* Start Provided records *
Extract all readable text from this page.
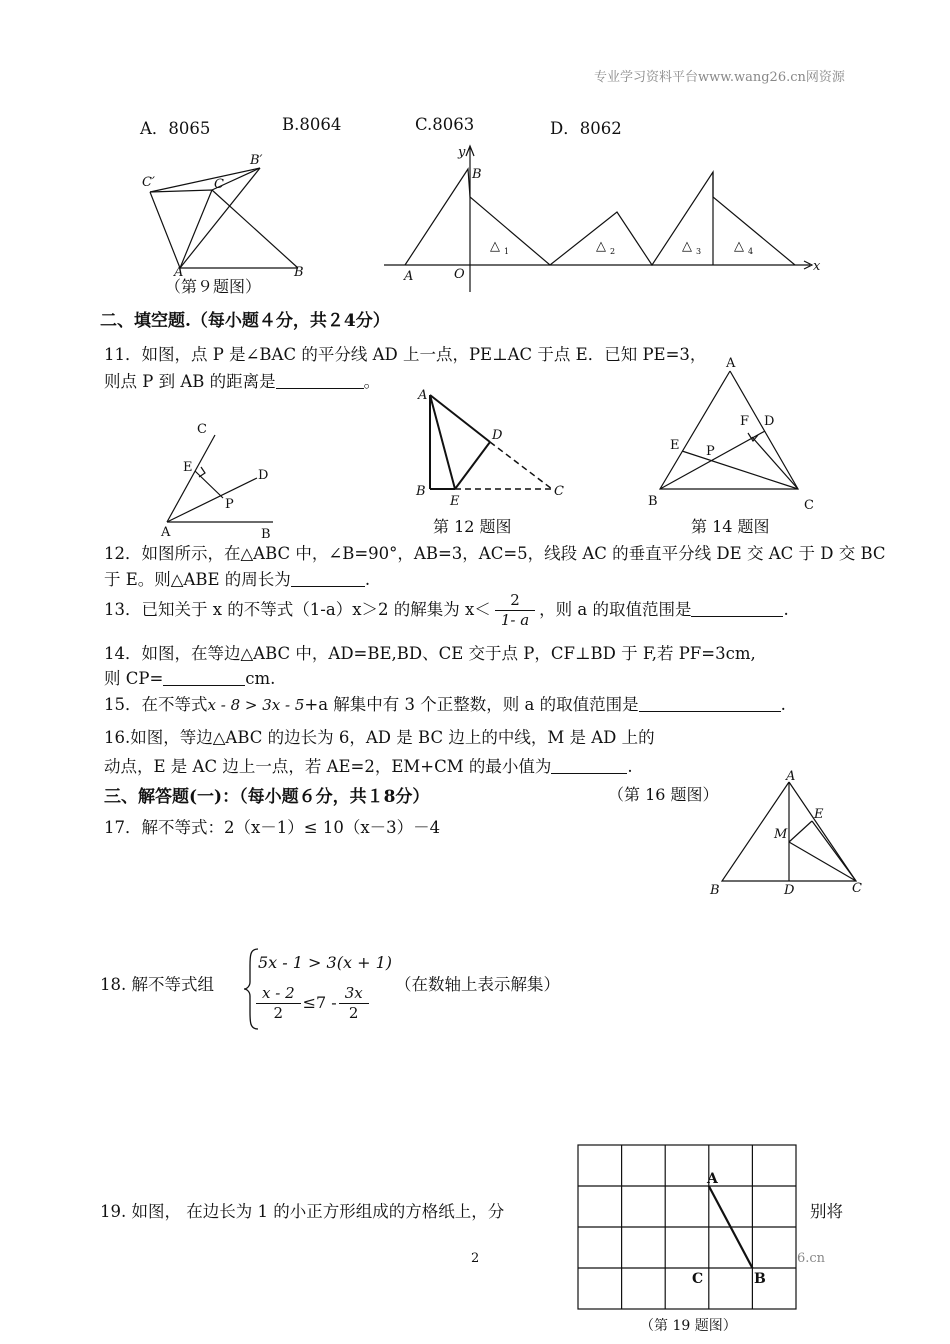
专业学习资料平台www.wang26.cn网资源
A．8065	B.8064	C.8063	D．8062
C′
B′
C
A	B
（第９题图）
y
x
B
A	O
△ 1	△ 2	△ 3	△ 4
二、填空题.（每小题４分，共２4分）
11．如图，点 P 是∠BAC 的平分线 AD 上一点，PE⊥AC 于点 E．已知 PE=3，
则点 P 到 AB 的距离是	。
C
E
D
P
A	B
A
D
B
E
C
第 12 题图
A
F D
E P
B	C
第 14 题图
12．如图所示，在△ABC 中，∠B=90°，AB=3，AC=5，线段 AC 的垂直平分线 DE 交 AC 于 D 交 BC
于 E。则△ABE 的周长为	.
13．已知关于 x 的不等式（1-a）x＞2 的解集为 $x< \frac{2}{1- a}$ ，则 a 的取值范围是	.
14．如图，在等边△ABC 中，AD=BE,BD、CE 交于点 P，CF⊥BD 于 F,若 PF=3cm,
则 CP=	cm.
15．在不等式x - 8 > 3x - 5+a 解集中有 3 个正整数，则 a 的取值范围是	.
16.如图，等边△ABC 的边长为 6，AD 是 BC 边上的中线，M 是 AD 上的
动点，E 是 AC 边上一点，若 AE=2，EM+CM 的最小值为	.
三、解答题(一)：（每小题６分，共１8分）	（第 16 题图）
A
E
M
B	D	C
17．解不等式：2（x－1）≤ 10（x－3）－4
18. 解不等式组
5x - 1 > 3(x + 1)
$\frac{x - 2}{2} \le 7 - \frac{3x}{2}$ （在数轴上表示解集）
19. 如图， 在边长为 1 的小正方形组成的方格纸上，分	别将
A
C	B
（第 19 题图）
2	6.cn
* End Provided records *
→ **Exercise**
Gather all lines of the records that include the word "frac".

→ **Answer for this exercise**
13．已知关于 x 的不等式（1-a）x＞2 的解集为 $x< \frac{2}{1- a}$ ，则 a 的取值范围是	.
$\frac{x - 2}{2} \le 7 - \frac{3x}{2}$ （在数轴上表示解集）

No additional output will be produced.